▸ REQUIRED WORK: Find the lines that contain the word "steel" and copy each one.

-- START --

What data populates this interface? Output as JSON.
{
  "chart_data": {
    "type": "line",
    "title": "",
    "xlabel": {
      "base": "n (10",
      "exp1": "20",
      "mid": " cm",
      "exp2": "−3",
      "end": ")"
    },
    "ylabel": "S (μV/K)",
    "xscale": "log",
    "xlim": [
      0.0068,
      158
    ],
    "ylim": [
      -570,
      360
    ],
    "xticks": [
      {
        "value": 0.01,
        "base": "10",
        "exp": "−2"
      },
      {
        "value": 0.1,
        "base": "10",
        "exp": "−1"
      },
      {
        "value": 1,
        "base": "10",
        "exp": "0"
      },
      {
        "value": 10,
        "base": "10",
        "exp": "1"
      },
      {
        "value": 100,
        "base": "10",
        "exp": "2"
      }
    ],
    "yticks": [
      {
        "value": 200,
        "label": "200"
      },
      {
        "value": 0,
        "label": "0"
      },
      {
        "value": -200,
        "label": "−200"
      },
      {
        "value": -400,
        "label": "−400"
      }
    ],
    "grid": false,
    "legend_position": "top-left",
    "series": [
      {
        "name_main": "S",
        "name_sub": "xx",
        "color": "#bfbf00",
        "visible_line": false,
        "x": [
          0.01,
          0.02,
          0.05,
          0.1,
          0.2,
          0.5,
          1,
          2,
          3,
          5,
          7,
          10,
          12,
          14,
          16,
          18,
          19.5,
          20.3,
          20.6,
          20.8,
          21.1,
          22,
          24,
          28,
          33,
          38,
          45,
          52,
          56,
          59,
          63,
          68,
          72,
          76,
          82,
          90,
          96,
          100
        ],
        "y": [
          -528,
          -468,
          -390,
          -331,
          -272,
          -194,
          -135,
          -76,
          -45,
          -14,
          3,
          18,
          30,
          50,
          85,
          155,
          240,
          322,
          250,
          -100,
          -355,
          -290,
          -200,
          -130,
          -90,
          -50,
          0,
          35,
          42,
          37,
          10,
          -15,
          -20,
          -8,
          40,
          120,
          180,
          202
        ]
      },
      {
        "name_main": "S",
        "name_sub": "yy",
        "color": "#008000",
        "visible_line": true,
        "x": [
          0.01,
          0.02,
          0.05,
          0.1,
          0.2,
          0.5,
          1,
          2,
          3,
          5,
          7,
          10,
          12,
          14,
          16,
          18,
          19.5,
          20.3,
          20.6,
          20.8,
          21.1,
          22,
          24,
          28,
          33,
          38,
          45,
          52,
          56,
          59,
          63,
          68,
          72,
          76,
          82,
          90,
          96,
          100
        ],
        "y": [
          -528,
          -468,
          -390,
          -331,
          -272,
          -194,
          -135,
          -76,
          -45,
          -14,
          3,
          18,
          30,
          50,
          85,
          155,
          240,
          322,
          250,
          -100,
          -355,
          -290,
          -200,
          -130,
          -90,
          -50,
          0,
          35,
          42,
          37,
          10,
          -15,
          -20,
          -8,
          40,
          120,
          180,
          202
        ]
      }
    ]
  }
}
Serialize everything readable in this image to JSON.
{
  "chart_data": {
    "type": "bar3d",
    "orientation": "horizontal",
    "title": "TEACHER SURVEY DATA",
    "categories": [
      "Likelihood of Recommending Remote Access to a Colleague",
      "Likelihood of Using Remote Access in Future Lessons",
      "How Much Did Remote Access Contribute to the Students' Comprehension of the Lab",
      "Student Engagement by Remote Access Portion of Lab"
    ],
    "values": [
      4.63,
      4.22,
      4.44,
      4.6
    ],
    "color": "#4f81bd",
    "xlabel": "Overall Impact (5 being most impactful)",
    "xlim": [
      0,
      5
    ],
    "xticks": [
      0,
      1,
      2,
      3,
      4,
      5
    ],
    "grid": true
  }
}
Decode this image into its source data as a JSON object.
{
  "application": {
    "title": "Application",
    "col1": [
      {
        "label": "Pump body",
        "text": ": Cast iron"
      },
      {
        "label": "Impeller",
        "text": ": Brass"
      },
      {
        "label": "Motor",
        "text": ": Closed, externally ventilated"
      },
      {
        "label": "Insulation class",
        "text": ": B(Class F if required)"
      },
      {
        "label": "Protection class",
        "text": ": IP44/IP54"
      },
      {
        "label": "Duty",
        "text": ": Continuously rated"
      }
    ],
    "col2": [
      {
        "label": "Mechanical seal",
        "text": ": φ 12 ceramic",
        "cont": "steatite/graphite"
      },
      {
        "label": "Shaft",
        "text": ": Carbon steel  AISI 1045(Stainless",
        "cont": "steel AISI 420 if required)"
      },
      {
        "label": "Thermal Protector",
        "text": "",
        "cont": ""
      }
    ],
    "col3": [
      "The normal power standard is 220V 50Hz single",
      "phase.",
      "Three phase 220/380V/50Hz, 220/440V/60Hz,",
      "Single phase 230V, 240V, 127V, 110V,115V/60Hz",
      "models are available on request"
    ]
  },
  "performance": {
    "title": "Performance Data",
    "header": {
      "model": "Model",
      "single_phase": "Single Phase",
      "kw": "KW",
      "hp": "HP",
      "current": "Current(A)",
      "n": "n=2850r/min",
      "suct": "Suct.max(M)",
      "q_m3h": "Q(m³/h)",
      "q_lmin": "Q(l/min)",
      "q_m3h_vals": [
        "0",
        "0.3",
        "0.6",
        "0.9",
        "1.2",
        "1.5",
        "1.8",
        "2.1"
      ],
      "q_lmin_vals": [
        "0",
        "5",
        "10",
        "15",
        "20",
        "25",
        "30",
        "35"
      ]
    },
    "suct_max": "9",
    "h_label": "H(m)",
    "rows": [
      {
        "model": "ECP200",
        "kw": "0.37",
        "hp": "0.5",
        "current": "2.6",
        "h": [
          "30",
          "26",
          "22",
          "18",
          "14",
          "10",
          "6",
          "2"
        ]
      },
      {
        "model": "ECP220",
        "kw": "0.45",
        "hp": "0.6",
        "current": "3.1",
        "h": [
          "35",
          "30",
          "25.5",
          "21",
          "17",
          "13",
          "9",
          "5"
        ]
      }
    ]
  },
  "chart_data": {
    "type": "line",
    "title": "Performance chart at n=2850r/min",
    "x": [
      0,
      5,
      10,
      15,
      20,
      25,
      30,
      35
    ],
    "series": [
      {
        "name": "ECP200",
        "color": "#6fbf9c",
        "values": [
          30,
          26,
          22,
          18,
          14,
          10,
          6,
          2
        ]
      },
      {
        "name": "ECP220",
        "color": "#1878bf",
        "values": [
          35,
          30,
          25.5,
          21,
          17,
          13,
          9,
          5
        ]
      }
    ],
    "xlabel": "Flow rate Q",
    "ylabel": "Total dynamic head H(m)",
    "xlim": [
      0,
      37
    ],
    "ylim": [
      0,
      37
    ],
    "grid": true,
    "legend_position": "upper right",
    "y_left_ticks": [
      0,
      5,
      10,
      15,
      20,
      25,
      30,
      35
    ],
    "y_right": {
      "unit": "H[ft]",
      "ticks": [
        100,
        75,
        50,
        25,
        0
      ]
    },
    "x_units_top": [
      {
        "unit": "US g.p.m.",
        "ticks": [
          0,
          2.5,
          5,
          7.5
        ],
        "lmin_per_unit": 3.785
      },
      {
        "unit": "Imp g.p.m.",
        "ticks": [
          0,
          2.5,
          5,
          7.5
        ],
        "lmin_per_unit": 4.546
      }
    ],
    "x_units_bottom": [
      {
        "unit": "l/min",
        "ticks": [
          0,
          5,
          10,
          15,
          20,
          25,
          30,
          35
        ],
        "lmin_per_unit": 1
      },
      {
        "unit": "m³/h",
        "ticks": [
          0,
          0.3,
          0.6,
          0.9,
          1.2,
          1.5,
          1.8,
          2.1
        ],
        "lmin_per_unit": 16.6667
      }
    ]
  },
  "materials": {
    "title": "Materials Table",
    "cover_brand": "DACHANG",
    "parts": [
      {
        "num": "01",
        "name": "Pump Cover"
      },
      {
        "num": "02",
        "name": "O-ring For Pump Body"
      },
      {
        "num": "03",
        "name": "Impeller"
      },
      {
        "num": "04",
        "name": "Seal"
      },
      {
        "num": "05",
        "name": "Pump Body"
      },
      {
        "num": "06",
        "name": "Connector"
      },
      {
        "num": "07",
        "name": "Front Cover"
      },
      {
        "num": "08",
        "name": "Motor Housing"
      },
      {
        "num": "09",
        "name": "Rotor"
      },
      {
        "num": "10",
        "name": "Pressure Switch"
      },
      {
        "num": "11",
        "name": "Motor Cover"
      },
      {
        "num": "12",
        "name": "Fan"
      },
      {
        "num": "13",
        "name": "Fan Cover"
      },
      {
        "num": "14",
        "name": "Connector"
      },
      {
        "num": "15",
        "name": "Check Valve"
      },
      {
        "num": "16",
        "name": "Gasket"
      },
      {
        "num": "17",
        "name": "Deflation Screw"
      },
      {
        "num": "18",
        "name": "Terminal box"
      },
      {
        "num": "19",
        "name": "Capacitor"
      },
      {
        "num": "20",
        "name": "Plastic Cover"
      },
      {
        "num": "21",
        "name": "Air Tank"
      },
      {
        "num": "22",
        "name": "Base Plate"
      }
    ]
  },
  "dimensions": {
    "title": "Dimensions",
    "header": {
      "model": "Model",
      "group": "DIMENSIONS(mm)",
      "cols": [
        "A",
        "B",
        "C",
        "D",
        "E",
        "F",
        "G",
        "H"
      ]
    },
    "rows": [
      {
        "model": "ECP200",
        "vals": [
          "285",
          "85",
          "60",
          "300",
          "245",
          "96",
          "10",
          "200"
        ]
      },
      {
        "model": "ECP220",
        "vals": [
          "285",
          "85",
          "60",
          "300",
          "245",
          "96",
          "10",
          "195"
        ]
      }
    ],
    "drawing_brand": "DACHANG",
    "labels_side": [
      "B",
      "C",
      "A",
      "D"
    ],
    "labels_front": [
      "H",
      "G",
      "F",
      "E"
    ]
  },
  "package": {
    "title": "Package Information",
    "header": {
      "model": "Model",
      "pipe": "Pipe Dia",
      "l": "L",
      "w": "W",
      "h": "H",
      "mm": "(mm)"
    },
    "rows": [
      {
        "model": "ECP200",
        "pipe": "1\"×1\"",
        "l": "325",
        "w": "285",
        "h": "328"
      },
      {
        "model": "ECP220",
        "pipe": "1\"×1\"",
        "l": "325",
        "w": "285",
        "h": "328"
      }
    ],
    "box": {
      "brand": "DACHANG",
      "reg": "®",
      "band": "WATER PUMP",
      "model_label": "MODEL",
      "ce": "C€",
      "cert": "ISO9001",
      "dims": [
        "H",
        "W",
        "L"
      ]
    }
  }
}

-- END --

▸ RESPONSE:
        "text": ": Carbon steel  AISI 1045(Stainless",
        "cont": "steel AISI 420 if required)"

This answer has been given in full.